** START OF SUPPLIED DATA **

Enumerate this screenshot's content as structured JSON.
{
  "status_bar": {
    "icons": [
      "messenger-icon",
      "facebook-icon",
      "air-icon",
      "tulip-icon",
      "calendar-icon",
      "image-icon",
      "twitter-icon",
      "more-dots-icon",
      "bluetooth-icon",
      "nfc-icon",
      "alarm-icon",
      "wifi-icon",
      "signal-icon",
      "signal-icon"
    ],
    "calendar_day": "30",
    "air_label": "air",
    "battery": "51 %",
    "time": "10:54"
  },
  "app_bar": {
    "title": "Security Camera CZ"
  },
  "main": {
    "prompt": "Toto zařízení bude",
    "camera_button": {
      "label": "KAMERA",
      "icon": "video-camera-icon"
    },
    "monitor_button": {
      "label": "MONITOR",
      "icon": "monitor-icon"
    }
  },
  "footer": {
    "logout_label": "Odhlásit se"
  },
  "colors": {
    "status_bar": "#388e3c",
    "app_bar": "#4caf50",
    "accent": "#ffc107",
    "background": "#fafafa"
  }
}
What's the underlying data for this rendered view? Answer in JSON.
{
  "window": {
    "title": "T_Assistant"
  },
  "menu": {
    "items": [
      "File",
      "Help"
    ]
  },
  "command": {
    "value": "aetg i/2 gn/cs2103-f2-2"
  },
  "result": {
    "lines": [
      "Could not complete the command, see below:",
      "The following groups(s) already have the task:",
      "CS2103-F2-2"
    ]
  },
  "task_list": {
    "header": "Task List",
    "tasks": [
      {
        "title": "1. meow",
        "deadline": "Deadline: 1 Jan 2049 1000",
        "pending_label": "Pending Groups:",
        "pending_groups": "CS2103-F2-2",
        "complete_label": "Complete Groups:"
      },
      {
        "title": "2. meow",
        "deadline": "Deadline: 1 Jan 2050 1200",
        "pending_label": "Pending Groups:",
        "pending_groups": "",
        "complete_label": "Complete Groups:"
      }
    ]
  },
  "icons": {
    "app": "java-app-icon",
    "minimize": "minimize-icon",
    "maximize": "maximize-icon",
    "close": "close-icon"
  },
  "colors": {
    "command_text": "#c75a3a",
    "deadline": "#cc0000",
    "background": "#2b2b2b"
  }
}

** END OF SUPPLIED DATA **

WORK INSTRUCTIONS:
List the lines of the entries that include "deadline".

TASK ANSWER:
        "deadline": "Deadline: 1 Jan 2049 1000",
        "deadline": "Deadline: 1 Jan 2050 1200",
    "deadline": "#cc0000",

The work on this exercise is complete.